Problem requirements - Report every line in the listing that contains the string "advice".

Records from a dataset

'''

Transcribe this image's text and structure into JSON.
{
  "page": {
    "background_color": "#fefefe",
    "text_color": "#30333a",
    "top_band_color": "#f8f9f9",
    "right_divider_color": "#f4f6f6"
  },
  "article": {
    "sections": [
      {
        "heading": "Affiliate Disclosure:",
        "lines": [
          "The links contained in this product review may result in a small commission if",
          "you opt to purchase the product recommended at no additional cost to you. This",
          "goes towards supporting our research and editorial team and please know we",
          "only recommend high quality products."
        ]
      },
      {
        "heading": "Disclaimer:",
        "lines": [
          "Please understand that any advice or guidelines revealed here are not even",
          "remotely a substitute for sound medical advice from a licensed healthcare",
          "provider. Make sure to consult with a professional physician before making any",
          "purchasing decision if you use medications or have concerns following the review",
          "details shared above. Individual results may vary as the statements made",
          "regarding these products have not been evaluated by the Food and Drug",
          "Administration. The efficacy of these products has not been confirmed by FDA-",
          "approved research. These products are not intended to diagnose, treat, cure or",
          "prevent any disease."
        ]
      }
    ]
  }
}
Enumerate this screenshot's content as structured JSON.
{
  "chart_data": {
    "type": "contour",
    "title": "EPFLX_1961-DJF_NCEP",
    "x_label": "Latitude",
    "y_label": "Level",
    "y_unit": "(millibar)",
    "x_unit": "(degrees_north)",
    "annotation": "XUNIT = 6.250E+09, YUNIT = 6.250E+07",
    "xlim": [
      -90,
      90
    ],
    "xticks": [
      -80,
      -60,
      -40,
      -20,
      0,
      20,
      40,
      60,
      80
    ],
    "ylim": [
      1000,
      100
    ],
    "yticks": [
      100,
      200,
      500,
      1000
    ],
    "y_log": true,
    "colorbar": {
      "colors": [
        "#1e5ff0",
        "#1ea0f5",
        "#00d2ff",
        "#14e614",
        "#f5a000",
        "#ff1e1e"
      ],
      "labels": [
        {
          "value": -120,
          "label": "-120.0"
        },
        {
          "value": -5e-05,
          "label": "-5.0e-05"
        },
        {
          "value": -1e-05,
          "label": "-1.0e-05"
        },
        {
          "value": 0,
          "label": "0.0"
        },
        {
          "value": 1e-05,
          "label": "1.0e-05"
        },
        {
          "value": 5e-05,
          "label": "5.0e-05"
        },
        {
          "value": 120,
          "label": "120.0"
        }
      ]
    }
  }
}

'''

Worked solution -
          "Please understand that any advice or guidelines revealed here are not even",
          "remotely a substitute for sound medical advice from a licensed healthcare",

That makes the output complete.